** Opening DATA SECTION block **

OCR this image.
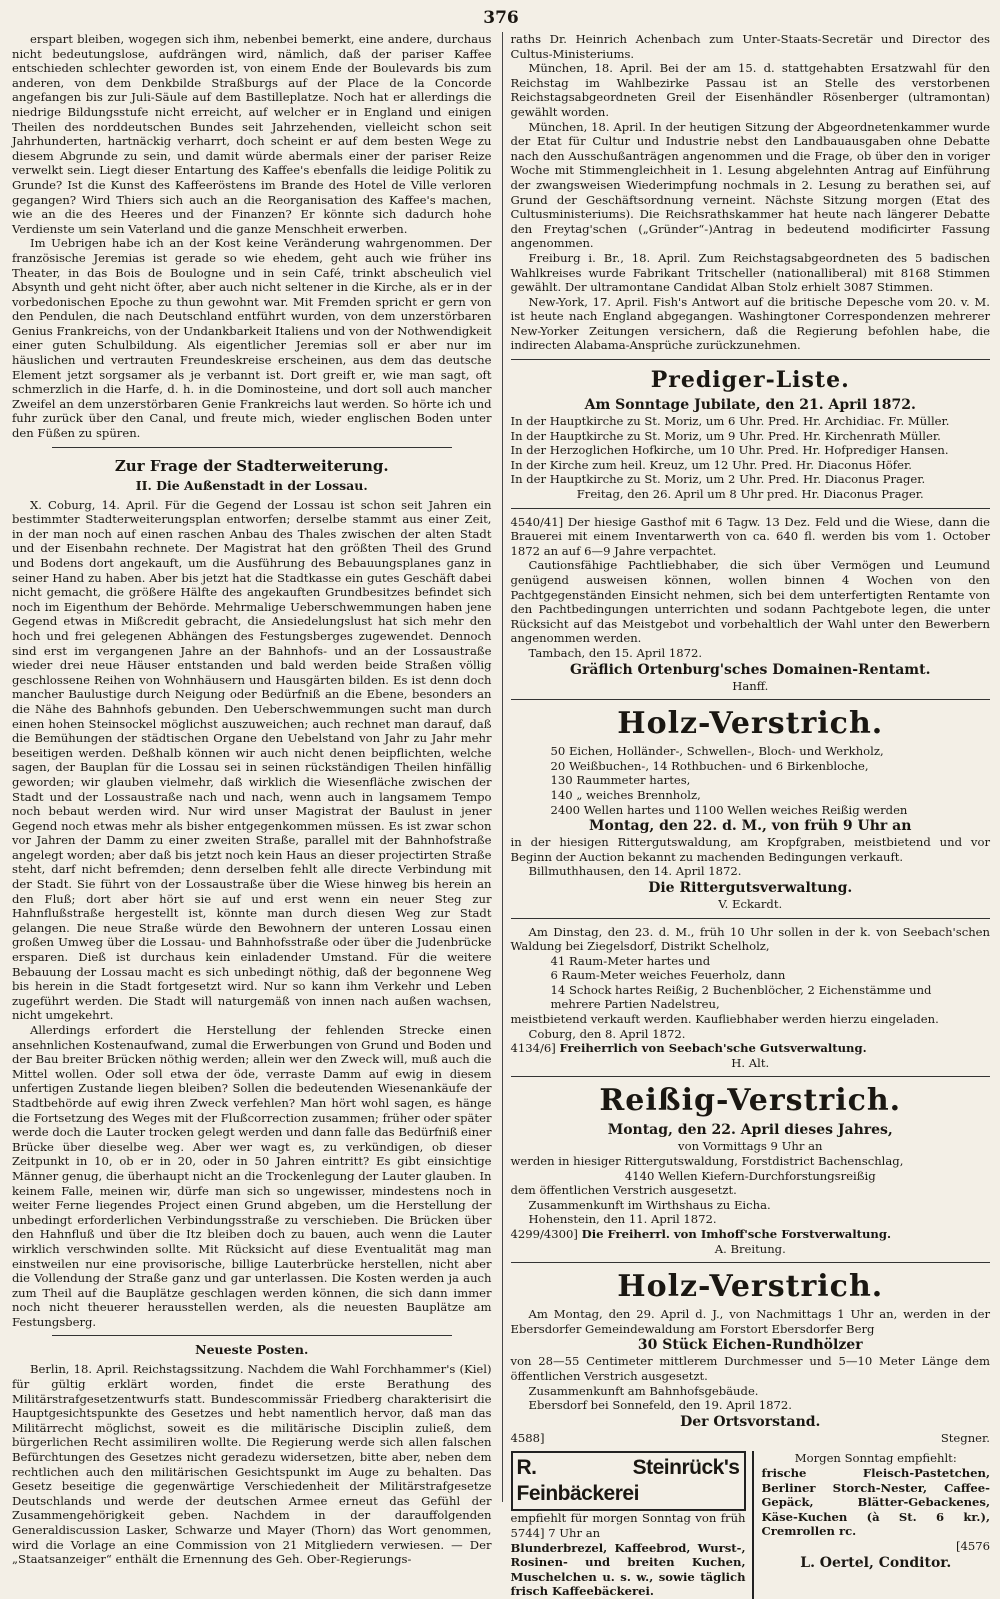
376

erspart bleiben, wogegen sich ihm, nebenbei bemerkt, eine andere, durchaus nicht bedeutungslose, aufdrängen wird, nämlich, daß der pariser Kaffee entschieden schlechter geworden ist, von einem Ende der Boulevards bis zum anderen, von dem Denkbilde Straßburgs auf der Place de la Concorde angefangen bis zur Juli-Säule auf dem Bastilleplatze. Noch hat er allerdings die niedrige Bildungsstufe nicht erreicht, auf welcher er in England und einigen Theilen des norddeutschen Bundes seit Jahrzehenden, vielleicht schon seit Jahrhunderten, hartnäckig verharrt, doch scheint er auf dem besten Wege zu diesem Abgrunde zu sein, und damit würde abermals einer der pariser Reize verwelkt sein. Liegt dieser Entartung des Kaffee's ebenfalls die leidige Politik zu Grunde? Ist die Kunst des Kaffeeröstens im Brande des Hotel de Ville verloren gegangen? Wird Thiers sich auch an die Reorganisation des Kaffee's machen, wie an die des Heeres und der Finanzen? Er könnte sich dadurch hohe Verdienste um sein Vaterland und die ganze Menschheit erwerben.

Im Uebrigen habe ich an der Kost keine Veränderung wahrgenommen. Der französische Jeremias ist gerade so wie ehedem, geht auch wie früher ins Theater, in das Bois de Boulogne und in sein Café, trinkt abscheulich viel Absynth und geht nicht öfter, aber auch nicht seltener in die Kirche, als er in der vorbedonischen Epoche zu thun gewohnt war. Mit Fremden spricht er gern von den Pendulen, die nach Deutschland entführt wurden, von dem unzerstörbaren Genius Frankreichs, von der Undankbarkeit Italiens und von der Nothwendigkeit einer guten Schulbildung. Als eigentlicher Jeremias soll er aber nur im häuslichen und vertrauten Freundeskreise erscheinen, aus dem das deutsche Element jetzt sorgsamer als je verbannt ist. Dort greift er, wie man sagt, oft schmerzlich in die Harfe, d. h. in die Dominosteine, und dort soll auch mancher Zweifel an dem unzerstörbaren Genie Frankreichs laut werden. So hörte ich und fuhr zurück über den Canal, und freute mich, wieder englischen Boden unter den Füßen zu spüren.

Zur Frage der Stadterweiterung.
II. Die Außenstadt in der Lossau.

X. Coburg, 14. April. Für die Gegend der Lossau ist schon seit Jahren ein bestimmter Stadterweiterungsplan entworfen; derselbe stammt aus einer Zeit, in der man noch auf einen raschen Anbau des Thales zwischen der alten Stadt und der Eisenbahn rechnete. Der Magistrat hat den größten Theil des Grund und Bodens dort angekauft, um die Ausführung des Bebauungsplanes ganz in seiner Hand zu haben. Aber bis jetzt hat die Stadtkasse ein gutes Geschäft dabei nicht gemacht, die größere Hälfte des angekauften Grundbesitzes befindet sich noch im Eigenthum der Behörde. Mehrmalige Ueberschwemmungen haben jene Gegend etwas in Mißcredit gebracht, die Ansiedelungslust hat sich mehr den hoch und frei gelegenen Abhängen des Festungsberges zugewendet. Dennoch sind erst im vergangenen Jahre an der Bahnhofs- und an der Lossaustraße wieder drei neue Häuser entstanden und bald werden beide Straßen völlig geschlossene Reihen von Wohnhäusern und Hausgärten bilden. Es ist denn doch mancher Baulustige durch Neigung oder Bedürfniß an die Ebene, besonders an die Nähe des Bahnhofs gebunden. Den Ueberschwemmungen sucht man durch einen hohen Steinsockel möglichst auszuweichen; auch rechnet man darauf, daß die Bemühungen der städtischen Organe den Uebelstand von Jahr zu Jahr mehr beseitigen werden. Deßhalb können wir auch nicht denen beipflichten, welche sagen, der Bauplan für die Lossau sei in seinen rückständigen Theilen hinfällig geworden; wir glauben vielmehr, daß wirklich die Wiesenfläche zwischen der Stadt und der Lossaustraße nach und nach, wenn auch in langsamem Tempo noch bebaut werden wird. Nur wird unser Magistrat der Baulust in jener Gegend noch etwas mehr als bisher entgegenkommen müssen. Es ist zwar schon vor Jahren der Damm zu einer zweiten Straße, parallel mit der Bahnhofstraße angelegt worden; aber daß bis jetzt noch kein Haus an dieser projectirten Straße steht, darf nicht befremden; denn derselben fehlt alle directe Verbindung mit der Stadt. Sie führt von der Lossaustraße über die Wiese hinweg bis herein an den Fluß; dort aber hört sie auf und erst wenn ein neuer Steg zur Hahnflußstraße hergestellt ist, könnte man durch diesen Weg zur Stadt gelangen. Die neue Straße würde den Bewohnern der unteren Lossau einen großen Umweg über die Lossau- und Bahnhofsstraße oder über die Judenbrücke ersparen. Dieß ist durchaus kein einladender Umstand. Für die weitere Bebauung der Lossau macht es sich unbedingt nöthig, daß der begonnene Weg bis herein in die Stadt fortgesetzt wird. Nur so kann ihm Verkehr und Leben zugeführt werden. Die Stadt will naturgemäß von innen nach außen wachsen, nicht umgekehrt.

Allerdings erfordert die Herstellung der fehlenden Strecke einen ansehnlichen Kostenaufwand, zumal die Erwerbungen von Grund und Boden und der Bau breiter Brücken nöthig werden; allein wer den Zweck will, muß auch die Mittel wollen. Oder soll etwa der öde, verraste Damm auf ewig in diesem unfertigen Zustande liegen bleiben? Sollen die bedeutenden Wiesenankäufe der Stadtbehörde auf ewig ihren Zweck verfehlen? Man hört wohl sagen, es hänge die Fortsetzung des Weges mit der Flußcorrection zusammen; früher oder später werde doch die Lauter trocken gelegt werden und dann falle das Bedürfniß einer Brücke über dieselbe weg. Aber wer wagt es, zu verkündigen, ob dieser Zeitpunkt in 10, ob er in 20, oder in 50 Jahren eintritt? Es gibt einsichtige Männer genug, die überhaupt nicht an die Trockenlegung der Lauter glauben. In keinem Falle, meinen wir, dürfe man sich so ungewisser, mindestens noch in weiter Ferne liegendes Project einen Grund abgeben, um die Herstellung der unbedingt erforderlichen Verbindungsstraße zu verschieben. Die Brücken über den Hahnfluß und über die Itz bleiben doch zu bauen, auch wenn die Lauter wirklich verschwinden sollte. Mit Rücksicht auf diese Eventualität mag man einstweilen nur eine provisorische, billige Lauterbrücke herstellen, nicht aber die Vollendung der Straße ganz und gar unterlassen. Die Kosten werden ja auch zum Theil auf die Bauplätze geschlagen werden können, die sich dann immer noch nicht theuerer herausstellen werden, als die neuesten Bauplätze am Festungsberg.

Neueste Posten.

Berlin, 18. April. Reichstagssitzung. Nachdem die Wahl Forchhammer's (Kiel) für gültig erklärt worden, findet die erste Berathung des Militärstrafgesetzentwurfs statt. Bundescommissär Friedberg charakterisirt die Hauptgesichtspunkte des Gesetzes und hebt namentlich hervor, daß man das Militärrecht möglichst, soweit es die militärische Disciplin zuließ, dem bürgerlichen Recht assimiliren wollte. Die Regierung werde sich allen falschen Befürchtungen des Gesetzes nicht geradezu widersetzen, bitte aber, neben dem rechtlichen auch den militärischen Gesichtspunkt im Auge zu behalten. Das Gesetz beseitige die gegenwärtige Verschiedenheit der Militärstrafgesetze Deutschlands und werde der deutschen Armee erneut das Gefühl der Zusammengehörigkeit geben. Nachdem in der darauffolgenden Generaldiscussion Lasker, Schwarze und Mayer (Thorn) das Wort genommen, wird die Vorlage an eine Commission von 21 Mitgliedern verwiesen. — Der „Staatsanzeiger“ enthält die Ernennung des Geh. Ober-Regierungs-

raths Dr. Heinrich Achenbach zum Unter-Staats-Secretär und Director des Cultus-Ministeriums.

München, 18. April. Bei der am 15. d. stattgehabten Ersatzwahl für den Reichstag im Wahlbezirke Passau ist an Stelle des verstorbenen Reichstagsabgeordneten Greil der Eisenhändler Rösenberger (ultramontan) gewählt worden.

München, 18. April. In der heutigen Sitzung der Abgeordnetenkammer wurde der Etat für Cultur und Industrie nebst den Landbauausgaben ohne Debatte nach den Ausschußanträgen angenommen und die Frage, ob über den in voriger Woche mit Stimmengleichheit in 1. Lesung abgelehnten Antrag auf Einführung der zwangsweisen Wiederimpfung nochmals in 2. Lesung zu berathen sei, auf Grund der Geschäftsordnung verneint. Nächste Sitzung morgen (Etat des Cultusministeriums). Die Reichsrathskammer hat heute nach längerer Debatte den Freytag'schen („Gründer“-)Antrag in bedeutend modificirter Fassung angenommen.

Freiburg i. Br., 18. April. Zum Reichstagsabgeordneten des 5 badischen Wahlkreises wurde Fabrikant Tritscheller (nationalliberal) mit 8168 Stimmen gewählt. Der ultramontane Candidat Alban Stolz erhielt 3087 Stimmen.

New-York, 17. April. Fish's Antwort auf die britische Depesche vom 20. v. M. ist heute nach England abgegangen. Washingtoner Correspondenzen mehrerer New-Yorker Zeitungen versichern, daß die Regierung befohlen habe, die indirecten Alabama-Ansprüche zurückzunehmen.

Prediger-Liste.
Am Sonntage Jubilate, den 21. April 1872.
In der Hauptkirche zu St. Moriz, um 6 Uhr. Pred. Hr. Archidiac. Fr. Müller.
In der Hauptkirche zu St. Moriz, um 9 Uhr. Pred. Hr. Kirchenrath Müller.
In der Herzoglichen Hofkirche, um 10 Uhr. Pred. Hr. Hofprediger Hansen.
In der Kirche zum heil. Kreuz, um 12 Uhr. Pred. Hr. Diaconus Höfer.
In der Hauptkirche zu St. Moriz, um 2 Uhr. Pred. Hr. Diaconus Prager.
Freitag, den 26. April um 8 Uhr pred. Hr. Diaconus Prager.

4540/41] Der hiesige Gasthof mit 6 Tagw. 13 Dez. Feld und die Wiese, dann die Brauerei mit einem Inventarwerth von ca. 640 fl. werden bis vom 1. October 1872 an auf 6—9 Jahre verpachtet.

Cautionsfähige Pachtliebhaber, die sich über Vermögen und Leumund genügend ausweisen können, wollen binnen 4 Wochen von den Pachtgegenständen Einsicht nehmen, sich bei dem unterfertigten Rentamte von den Pachtbedingungen unterrichten und sodann Pachtgebote legen, die unter Rücksicht auf das Meistgebot und vorbehaltlich der Wahl unter den Bewerbern angenommen werden.

Tambach, den 15. April 1872.

Gräflich Ortenburg'sches Domainen-Rentamt.
Hanff.
Holz-Verstrich.
50 Eichen, Holländer-, Schwellen-, Bloch- und Werkholz,
20 Weißbuchen-, 14 Rothbuchen- und 6 Birkenbloche,
130 Raummeter hartes,
140 „ weiches Brennholz,
2400 Wellen hartes und 1100 Wellen weiches Reißig werden
Montag, den 22. d. M., von früh 9 Uhr an

in der hiesigen Rittergutswaldung, am Kropfgraben, meistbietend und vor Beginn der Auction bekannt zu machenden Bedingungen verkauft.

Billmuthhausen, den 14. April 1872.

Die Rittergutsverwaltung.
V. Eckardt.

Am Dinstag, den 23. d. M., früh 10 Uhr sollen in der k. von Seebach'schen Waldung bei Ziegelsdorf, Distrikt Schelholz,

41 Raum-Meter hartes und
6 Raum-Meter weiches Feuerholz, dann
14 Schock hartes Reißig, 2 Buchenblöcher, 2 Eichenstämme und
mehrere Partien Nadelstreu,

meistbietend verkauft werden. Kaufliebhaber werden hierzu eingeladen.

Coburg, den 8. April 1872.

4134/6] Freiherrlich von Seebach'sche Gutsverwaltung.
H. Alt.
Reißig-Verstrich.
Montag, den 22. April dieses Jahres,
von Vormittags 9 Uhr an

werden in hiesiger Rittergutswaldung, Forstdistrict Bachenschlag,

4140 Wellen Kiefern-Durchforstungsreißig

dem öffentlichen Verstrich ausgesetzt.

Zusammenkunft im Wirthshaus zu Eicha.

Hohenstein, den 11. April 1872.

4299/4300] Die Freiherrl. von Imhoff'sche Forstverwaltung.
A. Breitung.
Holz-Verstrich.

Am Montag, den 29. April d. J., von Nachmittags 1 Uhr an, werden in der Ebersdorfer Gemeindewaldung am Forstort Ebersdorfer Berg

30 Stück Eichen-Rundhölzer

von 28—55 Centimeter mittlerem Durchmesser und 5—10 Meter Länge dem öffentlichen Verstrich ausgesetzt.

Zusammenkunft am Bahnhofsgebäude.

Ebersdorf bei Sonnefeld, den 19. April 1872.

Der Ortsvorstand.
4588]	Stegner.
R. Steinrück's Feinbäckerei

empfiehlt für morgen Sonntag von früh 5744] 7 Uhr an

Blunderbrezel, Kaffeebrod, Wurst-, Rosinen- und breiten Kuchen, Muschelchen u. s. w., sowie täglich frisch Kaffeebäckerei.

Morgen Sonntag empfiehlt:

frische Fleisch-Pastetchen, Berliner Storch-Nester, Caffee-Gepäck, Blätter-Gebackenes, Käse-Kuchen (à St. 6 kr.), Cremrollen rc.

[4576
L. Oertel, Conditor.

** Closing DATA SECTION block **

**PROBLEM TO SOLVE:** From the records above, return each line that has the string "Rittergutswaldung".

**EXPECTED OUTPUT:**
in der hiesigen Rittergutswaldung, am Kropfgraben, meistbietend und vor Beginn der Auction bekannt zu machenden Bedingungen verkauft.
werden in hiesiger Rittergutswaldung, Forstdistrict Bachenschlag,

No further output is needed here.